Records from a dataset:
::::::
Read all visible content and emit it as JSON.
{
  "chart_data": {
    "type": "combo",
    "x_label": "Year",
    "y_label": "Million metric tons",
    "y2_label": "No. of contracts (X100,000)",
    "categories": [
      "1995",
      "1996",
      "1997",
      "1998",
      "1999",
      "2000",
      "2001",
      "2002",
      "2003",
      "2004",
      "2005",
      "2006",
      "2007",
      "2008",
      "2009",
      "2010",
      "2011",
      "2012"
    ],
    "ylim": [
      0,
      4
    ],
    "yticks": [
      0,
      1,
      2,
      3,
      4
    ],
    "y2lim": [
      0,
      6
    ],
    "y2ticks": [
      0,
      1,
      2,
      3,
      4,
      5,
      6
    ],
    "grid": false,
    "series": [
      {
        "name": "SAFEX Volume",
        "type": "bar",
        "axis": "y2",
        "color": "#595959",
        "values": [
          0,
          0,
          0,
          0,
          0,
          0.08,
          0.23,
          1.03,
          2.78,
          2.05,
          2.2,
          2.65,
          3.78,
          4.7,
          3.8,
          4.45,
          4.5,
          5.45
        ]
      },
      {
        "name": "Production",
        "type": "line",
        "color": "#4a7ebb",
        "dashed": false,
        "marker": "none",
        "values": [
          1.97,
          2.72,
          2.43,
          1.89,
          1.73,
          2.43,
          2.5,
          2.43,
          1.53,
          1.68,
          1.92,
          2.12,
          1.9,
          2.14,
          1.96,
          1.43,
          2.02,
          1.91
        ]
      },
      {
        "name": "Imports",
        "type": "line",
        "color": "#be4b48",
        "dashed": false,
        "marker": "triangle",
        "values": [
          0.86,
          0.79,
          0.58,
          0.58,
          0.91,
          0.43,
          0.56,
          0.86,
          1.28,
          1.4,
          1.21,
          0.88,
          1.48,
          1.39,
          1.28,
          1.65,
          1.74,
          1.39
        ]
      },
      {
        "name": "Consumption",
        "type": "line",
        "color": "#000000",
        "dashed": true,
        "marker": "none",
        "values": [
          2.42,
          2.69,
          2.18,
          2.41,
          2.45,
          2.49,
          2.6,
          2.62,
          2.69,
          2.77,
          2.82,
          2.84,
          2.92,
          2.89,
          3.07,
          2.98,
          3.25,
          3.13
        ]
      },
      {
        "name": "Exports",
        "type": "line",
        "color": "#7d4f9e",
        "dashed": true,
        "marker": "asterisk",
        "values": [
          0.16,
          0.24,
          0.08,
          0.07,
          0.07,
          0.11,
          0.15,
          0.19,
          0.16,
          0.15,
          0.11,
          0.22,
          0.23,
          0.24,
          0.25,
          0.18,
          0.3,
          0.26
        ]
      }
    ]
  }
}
::::::
- _Task to carry out_
Print out all the entries precisely as written.

- _The response_
Read all visible content and emit it as JSON.
{
  "chart_data": {
    "type": "combo",
    "x_label": "Year",
    "y_label": "Million metric tons",
    "y2_label": "No. of contracts (X100,000)",
    "categories": [
      "1995",
      "1996",
      "1997",
      "1998",
      "1999",
      "2000",
      "2001",
      "2002",
      "2003",
      "2004",
      "2005",
      "2006",
      "2007",
      "2008",
      "2009",
      "2010",
      "2011",
      "2012"
    ],
    "ylim": [
      0,
      4
    ],
    "yticks": [
      0,
      1,
      2,
      3,
      4
    ],
    "y2lim": [
      0,
      6
    ],
    "y2ticks": [
      0,
      1,
      2,
      3,
      4,
      5,
      6
    ],
    "grid": false,
    "series": [
      {
        "name": "SAFEX Volume",
        "type": "bar",
        "axis": "y2",
        "color": "#595959",
        "values": [
          0,
          0,
          0,
          0,
          0,
          0.08,
          0.23,
          1.03,
          2.78,
          2.05,
          2.2,
          2.65,
          3.78,
          4.7,
          3.8,
          4.45,
          4.5,
          5.45
        ]
      },
      {
        "name": "Production",
        "type": "line",
        "color": "#4a7ebb",
        "dashed": false,
        "marker": "none",
        "values": [
          1.97,
          2.72,
          2.43,
          1.89,
          1.73,
          2.43,
          2.5,
          2.43,
          1.53,
          1.68,
          1.92,
          2.12,
          1.9,
          2.14,
          1.96,
          1.43,
          2.02,
          1.91
        ]
      },
      {
        "name": "Imports",
        "type": "line",
        "color": "#be4b48",
        "dashed": false,
        "marker": "triangle",
        "values": [
          0.86,
          0.79,
          0.58,
          0.58,
          0.91,
          0.43,
          0.56,
          0.86,
          1.28,
          1.4,
          1.21,
          0.88,
          1.48,
          1.39,
          1.28,
          1.65,
          1.74,
          1.39
        ]
      },
      {
        "name": "Consumption",
        "type": "line",
        "color": "#000000",
        "dashed": true,
        "marker": "none",
        "values": [
          2.42,
          2.69,
          2.18,
          2.41,
          2.45,
          2.49,
          2.6,
          2.62,
          2.69,
          2.77,
          2.82,
          2.84,
          2.92,
          2.89,
          3.07,
          2.98,
          3.25,
          3.13
        ]
      },
      {
        "name": "Exports",
        "type": "line",
        "color": "#7d4f9e",
        "dashed": true,
        "marker": "asterisk",
        "values": [
          0.16,
          0.24,
          0.08,
          0.07,
          0.07,
          0.11,
          0.15,
          0.19,
          0.16,
          0.15,
          0.11,
          0.22,
          0.23,
          0.24,
          0.25,
          0.18,
          0.3,
          0.26
        ]
      }
    ]
  }
}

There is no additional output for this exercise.